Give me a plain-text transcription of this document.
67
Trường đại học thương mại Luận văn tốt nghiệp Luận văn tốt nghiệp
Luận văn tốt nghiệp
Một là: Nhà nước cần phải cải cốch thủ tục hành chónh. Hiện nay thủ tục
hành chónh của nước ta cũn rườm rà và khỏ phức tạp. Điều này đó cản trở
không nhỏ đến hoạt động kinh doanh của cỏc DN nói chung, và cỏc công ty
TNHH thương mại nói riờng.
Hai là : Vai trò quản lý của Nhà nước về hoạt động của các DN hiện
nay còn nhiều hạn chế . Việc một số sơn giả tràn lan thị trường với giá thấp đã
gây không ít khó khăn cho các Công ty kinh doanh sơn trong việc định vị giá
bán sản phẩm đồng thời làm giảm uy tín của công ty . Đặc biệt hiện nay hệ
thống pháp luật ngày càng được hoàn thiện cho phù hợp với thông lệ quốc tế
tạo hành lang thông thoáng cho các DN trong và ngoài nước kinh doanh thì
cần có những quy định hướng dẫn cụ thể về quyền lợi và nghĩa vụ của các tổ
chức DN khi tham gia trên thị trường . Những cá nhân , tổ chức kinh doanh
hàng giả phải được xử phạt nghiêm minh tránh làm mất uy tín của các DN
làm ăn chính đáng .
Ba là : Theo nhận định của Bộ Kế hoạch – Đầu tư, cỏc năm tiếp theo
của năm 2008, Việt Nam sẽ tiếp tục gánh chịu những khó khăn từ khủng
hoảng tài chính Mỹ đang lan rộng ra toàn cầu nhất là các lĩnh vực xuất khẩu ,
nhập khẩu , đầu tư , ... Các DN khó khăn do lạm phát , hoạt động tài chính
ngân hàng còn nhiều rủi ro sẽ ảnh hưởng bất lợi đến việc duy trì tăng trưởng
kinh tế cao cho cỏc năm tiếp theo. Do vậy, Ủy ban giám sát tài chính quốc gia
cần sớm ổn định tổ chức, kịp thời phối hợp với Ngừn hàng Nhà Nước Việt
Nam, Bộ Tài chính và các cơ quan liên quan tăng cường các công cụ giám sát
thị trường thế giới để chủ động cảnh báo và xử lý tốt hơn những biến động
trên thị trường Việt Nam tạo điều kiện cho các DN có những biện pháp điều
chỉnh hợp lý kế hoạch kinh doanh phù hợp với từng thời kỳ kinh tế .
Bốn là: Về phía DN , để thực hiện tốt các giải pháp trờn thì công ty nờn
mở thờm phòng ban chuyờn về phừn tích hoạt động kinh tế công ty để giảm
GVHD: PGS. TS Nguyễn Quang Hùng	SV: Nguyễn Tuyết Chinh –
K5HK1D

▶ Task goal
Extract the complete data, matching each line exactly.

▶ Finished answer
Give me a plain-text transcription of this document.
67
Trường đại học thương mại Luận văn tốt nghiệp Luận văn tốt nghiệp
Luận văn tốt nghiệp
Một là: Nhà nước cần phải cải cốch thủ tục hành chónh. Hiện nay thủ tục
hành chónh của nước ta cũn rườm rà và khỏ phức tạp. Điều này đó cản trở
không nhỏ đến hoạt động kinh doanh của cỏc DN nói chung, và cỏc công ty
TNHH thương mại nói riờng.
Hai là : Vai trò quản lý của Nhà nước về hoạt động của các DN hiện
nay còn nhiều hạn chế . Việc một số sơn giả tràn lan thị trường với giá thấp đã
gây không ít khó khăn cho các Công ty kinh doanh sơn trong việc định vị giá
bán sản phẩm đồng thời làm giảm uy tín của công ty . Đặc biệt hiện nay hệ
thống pháp luật ngày càng được hoàn thiện cho phù hợp với thông lệ quốc tế
tạo hành lang thông thoáng cho các DN trong và ngoài nước kinh doanh thì
cần có những quy định hướng dẫn cụ thể về quyền lợi và nghĩa vụ của các tổ
chức DN khi tham gia trên thị trường . Những cá nhân , tổ chức kinh doanh
hàng giả phải được xử phạt nghiêm minh tránh làm mất uy tín của các DN
làm ăn chính đáng .
Ba là : Theo nhận định của Bộ Kế hoạch – Đầu tư, cỏc năm tiếp theo
của năm 2008, Việt Nam sẽ tiếp tục gánh chịu những khó khăn từ khủng
hoảng tài chính Mỹ đang lan rộng ra toàn cầu nhất là các lĩnh vực xuất khẩu ,
nhập khẩu , đầu tư , ... Các DN khó khăn do lạm phát , hoạt động tài chính
ngân hàng còn nhiều rủi ro sẽ ảnh hưởng bất lợi đến việc duy trì tăng trưởng
kinh tế cao cho cỏc năm tiếp theo. Do vậy, Ủy ban giám sát tài chính quốc gia
cần sớm ổn định tổ chức, kịp thời phối hợp với Ngừn hàng Nhà Nước Việt
Nam, Bộ Tài chính và các cơ quan liên quan tăng cường các công cụ giám sát
thị trường thế giới để chủ động cảnh báo và xử lý tốt hơn những biến động
trên thị trường Việt Nam tạo điều kiện cho các DN có những biện pháp điều
chỉnh hợp lý kế hoạch kinh doanh phù hợp với từng thời kỳ kinh tế .
Bốn là: Về phía DN , để thực hiện tốt các giải pháp trờn thì công ty nờn
mở thờm phòng ban chuyờn về phừn tích hoạt động kinh tế công ty để giảm
GVHD: PGS. TS Nguyễn Quang Hùng	SV: Nguyễn Tuyết Chinh –
K5HK1D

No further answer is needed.